## INFORMATION PROVIDED

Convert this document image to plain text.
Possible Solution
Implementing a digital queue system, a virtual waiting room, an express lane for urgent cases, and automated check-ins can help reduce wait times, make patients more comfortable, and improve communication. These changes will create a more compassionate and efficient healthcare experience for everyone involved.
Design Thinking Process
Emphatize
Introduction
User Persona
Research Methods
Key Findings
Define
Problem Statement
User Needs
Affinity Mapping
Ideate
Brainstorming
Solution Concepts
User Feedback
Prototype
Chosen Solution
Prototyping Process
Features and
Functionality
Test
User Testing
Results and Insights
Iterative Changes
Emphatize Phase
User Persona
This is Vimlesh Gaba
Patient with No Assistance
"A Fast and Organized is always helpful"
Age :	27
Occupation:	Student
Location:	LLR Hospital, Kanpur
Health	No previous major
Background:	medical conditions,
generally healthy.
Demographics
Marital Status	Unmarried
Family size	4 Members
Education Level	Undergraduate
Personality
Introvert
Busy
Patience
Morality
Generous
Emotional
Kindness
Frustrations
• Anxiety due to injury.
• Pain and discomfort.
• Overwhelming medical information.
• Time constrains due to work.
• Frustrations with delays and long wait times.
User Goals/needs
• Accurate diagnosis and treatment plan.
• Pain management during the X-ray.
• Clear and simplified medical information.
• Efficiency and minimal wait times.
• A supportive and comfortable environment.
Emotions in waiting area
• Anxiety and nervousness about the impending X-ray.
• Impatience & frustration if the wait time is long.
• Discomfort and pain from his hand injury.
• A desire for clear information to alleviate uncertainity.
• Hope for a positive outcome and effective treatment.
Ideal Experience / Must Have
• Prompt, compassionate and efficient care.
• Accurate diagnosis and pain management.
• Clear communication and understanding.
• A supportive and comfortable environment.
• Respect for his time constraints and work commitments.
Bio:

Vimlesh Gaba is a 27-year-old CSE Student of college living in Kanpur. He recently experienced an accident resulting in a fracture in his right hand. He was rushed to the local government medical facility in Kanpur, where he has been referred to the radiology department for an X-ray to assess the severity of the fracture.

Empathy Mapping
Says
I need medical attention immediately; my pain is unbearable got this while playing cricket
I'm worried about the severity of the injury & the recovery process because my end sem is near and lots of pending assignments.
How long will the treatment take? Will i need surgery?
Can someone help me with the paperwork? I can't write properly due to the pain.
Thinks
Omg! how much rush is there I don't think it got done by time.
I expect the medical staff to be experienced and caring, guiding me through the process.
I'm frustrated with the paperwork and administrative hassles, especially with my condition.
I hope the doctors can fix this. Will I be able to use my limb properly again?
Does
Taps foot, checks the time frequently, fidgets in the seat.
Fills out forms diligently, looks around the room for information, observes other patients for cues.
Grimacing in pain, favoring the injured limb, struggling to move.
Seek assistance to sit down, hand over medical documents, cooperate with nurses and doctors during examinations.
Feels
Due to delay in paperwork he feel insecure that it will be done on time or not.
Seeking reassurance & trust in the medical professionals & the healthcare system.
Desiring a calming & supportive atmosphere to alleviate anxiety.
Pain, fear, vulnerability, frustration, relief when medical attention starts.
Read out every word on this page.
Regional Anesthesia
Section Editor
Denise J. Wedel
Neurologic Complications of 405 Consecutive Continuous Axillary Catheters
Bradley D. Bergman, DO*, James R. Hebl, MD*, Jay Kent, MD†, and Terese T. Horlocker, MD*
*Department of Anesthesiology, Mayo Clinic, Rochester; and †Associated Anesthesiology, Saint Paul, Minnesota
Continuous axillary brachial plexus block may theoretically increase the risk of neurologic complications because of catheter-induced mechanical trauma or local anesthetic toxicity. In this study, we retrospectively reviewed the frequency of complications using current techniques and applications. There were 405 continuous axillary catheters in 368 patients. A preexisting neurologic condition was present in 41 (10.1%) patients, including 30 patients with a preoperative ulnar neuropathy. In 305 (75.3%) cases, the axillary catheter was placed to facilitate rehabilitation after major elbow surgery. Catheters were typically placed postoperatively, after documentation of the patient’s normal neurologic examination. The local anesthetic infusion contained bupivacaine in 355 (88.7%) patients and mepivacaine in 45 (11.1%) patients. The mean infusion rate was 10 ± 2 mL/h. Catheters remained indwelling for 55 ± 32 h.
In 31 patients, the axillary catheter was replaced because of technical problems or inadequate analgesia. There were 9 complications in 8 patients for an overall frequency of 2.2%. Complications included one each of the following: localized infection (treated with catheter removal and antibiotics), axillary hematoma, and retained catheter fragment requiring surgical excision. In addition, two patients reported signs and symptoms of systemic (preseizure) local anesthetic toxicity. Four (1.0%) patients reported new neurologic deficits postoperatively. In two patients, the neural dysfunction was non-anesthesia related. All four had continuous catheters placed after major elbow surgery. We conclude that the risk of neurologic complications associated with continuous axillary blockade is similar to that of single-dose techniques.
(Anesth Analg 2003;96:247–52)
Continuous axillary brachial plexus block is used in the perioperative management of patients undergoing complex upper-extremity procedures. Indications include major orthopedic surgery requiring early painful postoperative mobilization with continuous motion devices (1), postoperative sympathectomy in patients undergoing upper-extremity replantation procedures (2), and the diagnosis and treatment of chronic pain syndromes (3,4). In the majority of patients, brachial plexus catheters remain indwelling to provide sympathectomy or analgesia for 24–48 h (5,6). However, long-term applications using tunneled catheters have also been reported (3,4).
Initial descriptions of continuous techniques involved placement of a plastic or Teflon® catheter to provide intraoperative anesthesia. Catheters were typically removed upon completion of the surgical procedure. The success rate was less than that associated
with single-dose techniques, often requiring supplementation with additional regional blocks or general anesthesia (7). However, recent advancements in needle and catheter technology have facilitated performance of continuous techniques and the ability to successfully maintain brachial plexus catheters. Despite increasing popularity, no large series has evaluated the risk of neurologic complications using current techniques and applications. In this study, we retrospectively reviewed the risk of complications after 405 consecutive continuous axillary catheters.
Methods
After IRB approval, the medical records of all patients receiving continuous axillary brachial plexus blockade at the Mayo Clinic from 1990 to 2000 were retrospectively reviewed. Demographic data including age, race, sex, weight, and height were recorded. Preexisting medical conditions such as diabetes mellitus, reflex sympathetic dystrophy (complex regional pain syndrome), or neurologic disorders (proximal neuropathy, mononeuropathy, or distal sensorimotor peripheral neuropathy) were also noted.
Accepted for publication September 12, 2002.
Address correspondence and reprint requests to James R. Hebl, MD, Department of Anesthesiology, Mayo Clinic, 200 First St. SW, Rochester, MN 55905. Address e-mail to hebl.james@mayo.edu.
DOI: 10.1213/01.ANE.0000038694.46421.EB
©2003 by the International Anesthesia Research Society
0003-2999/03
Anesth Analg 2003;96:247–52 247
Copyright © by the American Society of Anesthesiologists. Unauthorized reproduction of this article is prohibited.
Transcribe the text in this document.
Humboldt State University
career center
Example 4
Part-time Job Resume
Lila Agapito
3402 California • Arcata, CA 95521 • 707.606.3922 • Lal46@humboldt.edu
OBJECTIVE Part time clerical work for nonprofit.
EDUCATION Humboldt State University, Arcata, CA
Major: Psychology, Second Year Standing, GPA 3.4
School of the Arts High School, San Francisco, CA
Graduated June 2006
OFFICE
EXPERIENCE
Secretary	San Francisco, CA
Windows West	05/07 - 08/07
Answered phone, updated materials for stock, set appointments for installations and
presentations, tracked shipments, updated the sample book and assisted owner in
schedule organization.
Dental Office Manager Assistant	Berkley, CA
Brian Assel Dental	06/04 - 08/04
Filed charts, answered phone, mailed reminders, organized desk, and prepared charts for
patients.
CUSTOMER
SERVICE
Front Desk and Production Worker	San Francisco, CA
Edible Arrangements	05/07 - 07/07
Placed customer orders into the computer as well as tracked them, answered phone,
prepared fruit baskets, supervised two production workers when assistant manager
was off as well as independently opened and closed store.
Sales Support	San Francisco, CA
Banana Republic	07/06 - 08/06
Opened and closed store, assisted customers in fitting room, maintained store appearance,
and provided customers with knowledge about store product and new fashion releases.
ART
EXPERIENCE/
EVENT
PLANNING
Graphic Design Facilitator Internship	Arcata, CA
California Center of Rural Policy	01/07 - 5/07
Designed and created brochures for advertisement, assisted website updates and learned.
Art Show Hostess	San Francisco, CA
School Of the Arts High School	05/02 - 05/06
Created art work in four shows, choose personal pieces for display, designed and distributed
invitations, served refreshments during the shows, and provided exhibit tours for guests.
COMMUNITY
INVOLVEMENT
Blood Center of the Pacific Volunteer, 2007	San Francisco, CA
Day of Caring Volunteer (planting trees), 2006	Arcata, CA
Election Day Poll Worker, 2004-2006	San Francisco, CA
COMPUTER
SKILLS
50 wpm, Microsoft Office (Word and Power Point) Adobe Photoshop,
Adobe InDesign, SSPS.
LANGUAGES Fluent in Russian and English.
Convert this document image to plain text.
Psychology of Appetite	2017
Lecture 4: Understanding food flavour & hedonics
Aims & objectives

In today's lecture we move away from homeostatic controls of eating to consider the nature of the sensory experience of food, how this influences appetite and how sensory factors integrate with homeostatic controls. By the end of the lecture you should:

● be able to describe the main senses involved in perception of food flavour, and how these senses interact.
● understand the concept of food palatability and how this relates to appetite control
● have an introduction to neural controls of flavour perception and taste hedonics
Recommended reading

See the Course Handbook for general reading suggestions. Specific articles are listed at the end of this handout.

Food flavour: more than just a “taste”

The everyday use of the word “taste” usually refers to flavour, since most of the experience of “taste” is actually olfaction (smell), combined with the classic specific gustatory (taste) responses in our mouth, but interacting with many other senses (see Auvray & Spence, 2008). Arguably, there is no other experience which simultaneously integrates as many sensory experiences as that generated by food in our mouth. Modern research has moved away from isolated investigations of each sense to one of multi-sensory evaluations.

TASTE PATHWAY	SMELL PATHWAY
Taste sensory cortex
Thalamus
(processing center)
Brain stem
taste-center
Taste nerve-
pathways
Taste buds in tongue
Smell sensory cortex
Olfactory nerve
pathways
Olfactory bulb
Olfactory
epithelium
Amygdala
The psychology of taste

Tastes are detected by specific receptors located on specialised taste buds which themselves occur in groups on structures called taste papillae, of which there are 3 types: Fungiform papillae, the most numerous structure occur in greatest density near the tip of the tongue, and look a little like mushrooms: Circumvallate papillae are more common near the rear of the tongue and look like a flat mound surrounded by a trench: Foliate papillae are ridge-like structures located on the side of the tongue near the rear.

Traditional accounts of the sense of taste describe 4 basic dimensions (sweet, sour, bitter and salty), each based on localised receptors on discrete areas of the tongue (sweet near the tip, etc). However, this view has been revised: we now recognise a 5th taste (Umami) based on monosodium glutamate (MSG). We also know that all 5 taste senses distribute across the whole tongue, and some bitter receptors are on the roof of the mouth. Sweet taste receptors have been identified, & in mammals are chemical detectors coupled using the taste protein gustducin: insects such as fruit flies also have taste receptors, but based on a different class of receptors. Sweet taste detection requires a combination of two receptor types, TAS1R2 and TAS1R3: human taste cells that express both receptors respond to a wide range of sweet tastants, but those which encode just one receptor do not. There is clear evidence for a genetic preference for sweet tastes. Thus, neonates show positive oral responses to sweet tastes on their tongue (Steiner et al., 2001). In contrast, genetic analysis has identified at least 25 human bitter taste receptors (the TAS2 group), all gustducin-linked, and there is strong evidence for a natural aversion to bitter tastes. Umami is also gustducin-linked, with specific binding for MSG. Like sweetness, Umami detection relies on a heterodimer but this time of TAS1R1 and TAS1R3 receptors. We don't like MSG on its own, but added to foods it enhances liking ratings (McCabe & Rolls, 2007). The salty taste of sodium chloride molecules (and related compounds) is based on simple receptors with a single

## TRY IT
In the lines above, spot each one that contains the word "done" and copy it.

## EXERCISE SOLUTION
Omg! how much rush is there I don't think it got done by time.
Due to delay in paperwork he feel insecure that it will be done on time or not.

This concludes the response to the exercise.